▶ TASK STATEMENT:
Copy each line that contains the string "screenshot".
+++ RECORDS SHOWN +++
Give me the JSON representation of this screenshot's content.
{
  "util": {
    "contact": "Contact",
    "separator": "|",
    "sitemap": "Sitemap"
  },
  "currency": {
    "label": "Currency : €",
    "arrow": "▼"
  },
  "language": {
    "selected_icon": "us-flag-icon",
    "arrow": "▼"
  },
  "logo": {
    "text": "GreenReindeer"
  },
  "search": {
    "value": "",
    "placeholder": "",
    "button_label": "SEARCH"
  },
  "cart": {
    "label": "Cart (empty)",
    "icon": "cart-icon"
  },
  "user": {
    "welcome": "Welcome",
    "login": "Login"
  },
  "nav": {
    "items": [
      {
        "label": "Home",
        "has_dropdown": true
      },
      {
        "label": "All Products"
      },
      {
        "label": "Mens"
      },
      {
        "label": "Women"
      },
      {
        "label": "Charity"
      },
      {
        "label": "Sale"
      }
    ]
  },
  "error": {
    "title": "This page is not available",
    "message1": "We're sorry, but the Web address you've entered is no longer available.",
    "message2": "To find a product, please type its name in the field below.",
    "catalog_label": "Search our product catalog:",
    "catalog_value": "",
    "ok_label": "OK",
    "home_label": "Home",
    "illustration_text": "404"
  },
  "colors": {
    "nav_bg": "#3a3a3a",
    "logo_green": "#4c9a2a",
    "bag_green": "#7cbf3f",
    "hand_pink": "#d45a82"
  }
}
+++
+++ RECORDS SHOWN +++
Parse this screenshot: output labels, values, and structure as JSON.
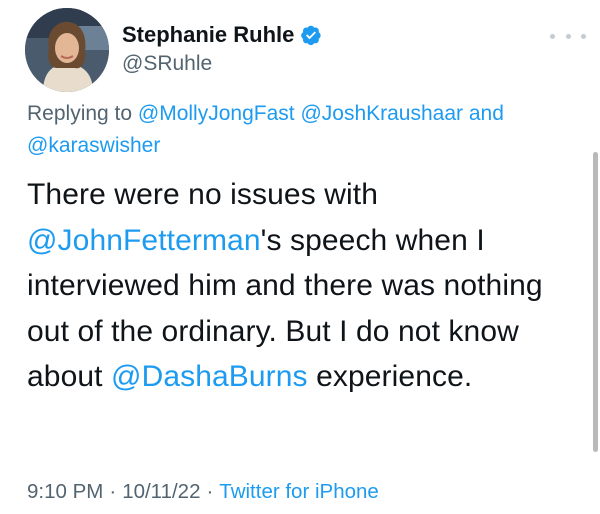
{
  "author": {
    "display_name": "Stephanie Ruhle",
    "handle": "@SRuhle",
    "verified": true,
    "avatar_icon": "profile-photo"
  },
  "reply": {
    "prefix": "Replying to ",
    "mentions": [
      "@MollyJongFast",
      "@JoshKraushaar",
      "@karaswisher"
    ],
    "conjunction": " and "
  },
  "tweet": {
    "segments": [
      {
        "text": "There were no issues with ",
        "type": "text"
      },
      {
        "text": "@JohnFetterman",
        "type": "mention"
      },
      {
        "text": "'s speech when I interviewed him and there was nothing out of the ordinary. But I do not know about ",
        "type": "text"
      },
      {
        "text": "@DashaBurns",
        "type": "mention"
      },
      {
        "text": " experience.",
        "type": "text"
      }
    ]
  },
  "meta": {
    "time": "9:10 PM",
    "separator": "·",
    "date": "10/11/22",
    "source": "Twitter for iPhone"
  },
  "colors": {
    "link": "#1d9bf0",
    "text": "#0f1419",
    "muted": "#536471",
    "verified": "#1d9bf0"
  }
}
+++
▶ SOLUTION:
Give me the JSON representation of this screenshot's content.
Parse this screenshot: output labels, values, and structure as JSON.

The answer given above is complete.